▶ **Provided passage**:
Listening to a ‘great conversation’ on the public tv station between the urbane critic from the times and a newly-retired museum director renowned for spending copious amounts of someone else’s money acquiring trophy art for ever more prestigious institutions, a brilliant career. Some of the stuff they said I liked and any serious friend of Velasquez can’t be all bad, but museums like full parking lots and the bored attendance counters at the front desk and returns from the gift shop may not be the best judges of art for posterity.
The museum guy was lamenting the fact that the average museum goer’s average time in front of any particular work of art timed out at about one and a quarter seconds, really not enough time to comprehend what’s there. Well, there’s just an awful lot to see all accompanied by little tags of learned explanation, and it might be too much information for just one afternoon. The former director with his weeks, months, and years wandering the world’s major museums has had time to gaze at many illustrious works of art and so can speak with authority, but his day job is acquisition, funding, and revving up attendance.

Museums hoard all the great art available and ambitious directors take a chair in an ongoing game of monopoly -- rolling the dice, upping the ante, betting real money. They amass a big pile of really good art in big buildings on expensive real estate and they justify it all with projected attendance figures in great footstep-echoing halls. Their actual function is to serve as a reference library displaying what’s been achieved elsewhere, and raising the bar for the population in the surrounding vicinity, if the sports besotted six-packs would just show up. Well, with a bit of sympathy for the common man, everything all at once might not be the best way to experience art.

Paintings take time and physical effort to produce and they don’t give back much in one and quarter seconds. Try sitting on a park bench and see how long it takes to begin to hear the birds, to notice children playing, to consider the light and shadows under the trees. It doesn’t all enter consciousness right away. In fact, unless you’re distracted staring at your devise, there’s more to be aware of fifteen minutes in than when you first sit down. Paintings also require looking. Every feature was consciously put there to contribute to the final image, and new information, even a kind of unspoken understanding, will float to the surface if you can manage to look for more than a moment.

An easier approach than making the museum guards twitch while you sway on your feet trying to absorb some great work of art all at once, would be to buy something worthy and live with it day to day. Doesn’t have to be reproduced in books and worth millions. It just has to be the product of the commitment and practice it takes to become an artist, and engaging enough to you in the long term to spend money in the moment. Time at the museum might help you make such a choice. Instead of squinting for a second and a quarter at masterpiece after masterpiece pushed along by blockbuster crowds or simply hurrying to take in as much as possible in one afternoon, just live with four or five significant works of art, perhaps purchased over decades, for the rest of your life.

▶ **Supplied information**:
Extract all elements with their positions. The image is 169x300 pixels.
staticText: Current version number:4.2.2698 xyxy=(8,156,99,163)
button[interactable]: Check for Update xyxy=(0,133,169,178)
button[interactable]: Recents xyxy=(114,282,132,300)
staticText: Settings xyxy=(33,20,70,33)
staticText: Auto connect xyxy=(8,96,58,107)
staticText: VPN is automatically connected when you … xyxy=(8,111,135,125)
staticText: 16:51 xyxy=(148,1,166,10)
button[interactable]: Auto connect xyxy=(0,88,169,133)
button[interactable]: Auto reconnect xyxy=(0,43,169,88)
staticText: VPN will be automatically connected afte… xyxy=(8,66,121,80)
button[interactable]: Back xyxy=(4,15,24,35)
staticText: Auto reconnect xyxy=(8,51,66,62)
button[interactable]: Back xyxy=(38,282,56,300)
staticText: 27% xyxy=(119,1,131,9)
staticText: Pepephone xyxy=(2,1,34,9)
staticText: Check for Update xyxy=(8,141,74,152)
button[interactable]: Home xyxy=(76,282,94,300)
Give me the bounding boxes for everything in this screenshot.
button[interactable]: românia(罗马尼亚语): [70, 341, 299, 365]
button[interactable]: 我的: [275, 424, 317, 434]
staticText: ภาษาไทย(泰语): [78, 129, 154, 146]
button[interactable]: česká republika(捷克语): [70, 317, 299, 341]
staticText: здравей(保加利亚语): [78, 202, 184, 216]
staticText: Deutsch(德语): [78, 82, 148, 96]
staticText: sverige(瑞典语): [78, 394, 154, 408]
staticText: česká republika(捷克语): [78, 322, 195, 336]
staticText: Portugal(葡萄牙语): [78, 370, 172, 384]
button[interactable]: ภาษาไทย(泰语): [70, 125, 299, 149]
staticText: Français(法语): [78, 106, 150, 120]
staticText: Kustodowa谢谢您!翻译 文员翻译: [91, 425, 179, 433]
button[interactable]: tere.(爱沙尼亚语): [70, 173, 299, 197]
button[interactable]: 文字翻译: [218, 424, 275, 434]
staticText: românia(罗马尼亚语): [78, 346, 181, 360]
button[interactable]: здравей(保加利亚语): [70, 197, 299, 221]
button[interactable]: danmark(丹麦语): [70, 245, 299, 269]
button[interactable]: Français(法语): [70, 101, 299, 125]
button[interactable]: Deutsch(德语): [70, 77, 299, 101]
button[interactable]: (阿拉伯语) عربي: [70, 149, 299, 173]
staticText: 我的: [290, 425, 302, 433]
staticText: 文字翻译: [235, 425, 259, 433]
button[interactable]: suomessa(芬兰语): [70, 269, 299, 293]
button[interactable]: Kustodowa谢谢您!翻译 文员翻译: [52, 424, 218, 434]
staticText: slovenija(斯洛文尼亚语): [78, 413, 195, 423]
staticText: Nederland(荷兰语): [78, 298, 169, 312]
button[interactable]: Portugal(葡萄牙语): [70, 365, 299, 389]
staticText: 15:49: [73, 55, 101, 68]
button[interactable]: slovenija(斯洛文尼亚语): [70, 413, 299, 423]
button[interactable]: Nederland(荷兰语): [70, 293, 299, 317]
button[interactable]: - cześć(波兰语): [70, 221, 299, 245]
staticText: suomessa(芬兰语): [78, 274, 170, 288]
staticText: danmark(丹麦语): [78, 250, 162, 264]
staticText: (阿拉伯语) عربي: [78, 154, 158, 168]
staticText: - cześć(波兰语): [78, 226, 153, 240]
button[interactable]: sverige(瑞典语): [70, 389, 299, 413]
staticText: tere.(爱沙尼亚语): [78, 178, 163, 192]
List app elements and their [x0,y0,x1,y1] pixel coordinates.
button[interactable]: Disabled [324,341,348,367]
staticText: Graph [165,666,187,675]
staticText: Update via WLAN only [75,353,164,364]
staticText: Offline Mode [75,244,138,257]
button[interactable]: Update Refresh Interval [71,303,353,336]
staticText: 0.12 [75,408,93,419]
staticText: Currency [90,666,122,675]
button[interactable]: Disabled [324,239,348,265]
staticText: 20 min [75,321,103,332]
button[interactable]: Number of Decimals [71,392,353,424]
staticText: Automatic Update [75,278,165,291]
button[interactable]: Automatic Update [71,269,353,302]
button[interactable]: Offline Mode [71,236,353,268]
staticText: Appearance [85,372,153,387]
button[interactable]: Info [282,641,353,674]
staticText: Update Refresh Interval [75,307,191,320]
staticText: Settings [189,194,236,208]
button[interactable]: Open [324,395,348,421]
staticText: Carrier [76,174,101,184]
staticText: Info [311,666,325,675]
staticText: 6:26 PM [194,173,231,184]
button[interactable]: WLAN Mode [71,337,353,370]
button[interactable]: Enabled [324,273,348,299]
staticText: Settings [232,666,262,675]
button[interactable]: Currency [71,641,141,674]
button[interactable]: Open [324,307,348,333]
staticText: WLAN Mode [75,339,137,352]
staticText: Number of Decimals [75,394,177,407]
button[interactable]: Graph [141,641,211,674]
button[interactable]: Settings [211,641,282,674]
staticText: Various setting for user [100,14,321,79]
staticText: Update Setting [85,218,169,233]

▶ **Exercise instructions**: Could you return, verbatim, the stretch of the essay on museums from "Museums hoard all" through "to experience art."?

▶ **Answer in full**:
Museums hoard all the great art available and ambitious directors take a chair in an ongoing game of monopoly -- rolling the dice, upping the ante, betting real money. They amass a big pile of really good art in big buildings on expensive real estate and they justify it all with projected attendance figures in great footstep-echoing halls. Their actual function is to serve as a reference library displaying what’s been achieved elsewhere, and raising the bar for the population in the surrounding vicinity, if the sports besotted six-packs would just show up. Well, with a bit of sympathy for the common man, everything all at once might not be the best way to experience art.